> _What to work on_
Please give the listing again in its entirety, exactly as written.

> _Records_
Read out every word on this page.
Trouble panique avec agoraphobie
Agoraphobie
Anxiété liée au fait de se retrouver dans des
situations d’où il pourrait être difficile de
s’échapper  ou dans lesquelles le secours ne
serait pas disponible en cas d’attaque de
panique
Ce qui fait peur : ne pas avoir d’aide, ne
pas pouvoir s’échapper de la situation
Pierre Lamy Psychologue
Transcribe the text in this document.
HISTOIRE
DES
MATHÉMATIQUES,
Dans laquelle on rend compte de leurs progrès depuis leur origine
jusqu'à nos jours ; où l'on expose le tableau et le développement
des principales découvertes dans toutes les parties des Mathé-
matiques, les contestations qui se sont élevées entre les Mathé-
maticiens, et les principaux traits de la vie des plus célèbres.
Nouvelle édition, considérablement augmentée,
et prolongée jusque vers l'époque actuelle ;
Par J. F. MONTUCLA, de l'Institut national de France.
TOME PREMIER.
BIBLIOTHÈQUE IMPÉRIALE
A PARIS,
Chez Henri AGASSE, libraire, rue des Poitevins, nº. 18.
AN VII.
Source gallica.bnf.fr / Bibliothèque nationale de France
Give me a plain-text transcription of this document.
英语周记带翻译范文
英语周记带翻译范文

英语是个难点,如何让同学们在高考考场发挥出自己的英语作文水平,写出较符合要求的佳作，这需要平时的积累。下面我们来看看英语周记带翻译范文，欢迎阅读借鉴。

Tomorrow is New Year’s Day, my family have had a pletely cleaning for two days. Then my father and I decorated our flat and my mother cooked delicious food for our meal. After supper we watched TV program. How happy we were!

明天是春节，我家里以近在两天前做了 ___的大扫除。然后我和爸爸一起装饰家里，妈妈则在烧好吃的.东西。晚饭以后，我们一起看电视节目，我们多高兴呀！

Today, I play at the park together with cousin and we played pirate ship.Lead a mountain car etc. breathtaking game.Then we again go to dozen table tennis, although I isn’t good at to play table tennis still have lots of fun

> _Full answer_
Read out every word on this page.
Trouble panique avec agoraphobie
Agoraphobie
Anxiété liée au fait de se retrouver dans des
situations d’où il pourrait être difficile de
s’échapper  ou dans lesquelles le secours ne
serait pas disponible en cas d’attaque de
panique
Ce qui fait peur : ne pas avoir d’aide, ne
pas pouvoir s’échapper de la situation
Pierre Lamy Psychologue
Transcribe the text in this document.
HISTOIRE
DES
MATHÉMATIQUES,
Dans laquelle on rend compte de leurs progrès depuis leur origine
jusqu'à nos jours ; où l'on expose le tableau et le développement
des principales découvertes dans toutes les parties des Mathé-
matiques, les contestations qui se sont élevées entre les Mathé-
maticiens, et les principaux traits de la vie des plus célèbres.
Nouvelle édition, considérablement augmentée,
et prolongée jusque vers l'époque actuelle ;
Par J. F. MONTUCLA, de l'Institut national de France.
TOME PREMIER.
BIBLIOTHÈQUE IMPÉRIALE
A PARIS,
Chez Henri AGASSE, libraire, rue des Poitevins, nº. 18.
AN VII.
Source gallica.bnf.fr / Bibliothèque nationale de France
Give me a plain-text transcription of this document.
英语周记带翻译范文
英语周记带翻译范文

英语是个难点,如何让同学们在高考考场发挥出自己的英语作文水平,写出较符合要求的佳作，这需要平时的积累。下面我们来看看英语周记带翻译范文，欢迎阅读借鉴。

Tomorrow is New Year’s Day, my family have had a pletely cleaning for two days. Then my father and I decorated our flat and my mother cooked delicious food for our meal. After supper we watched TV program. How happy we were!

明天是春节，我家里以近在两天前做了 ___的大扫除。然后我和爸爸一起装饰家里，妈妈则在烧好吃的.东西。晚饭以后，我们一起看电视节目，我们多高兴呀！

Today, I play at the park together with cousin and we played pirate ship.Lead a mountain car etc. breathtaking game.Then we again go to dozen table tennis, although I isn’t good at to play table tennis still have lots of fun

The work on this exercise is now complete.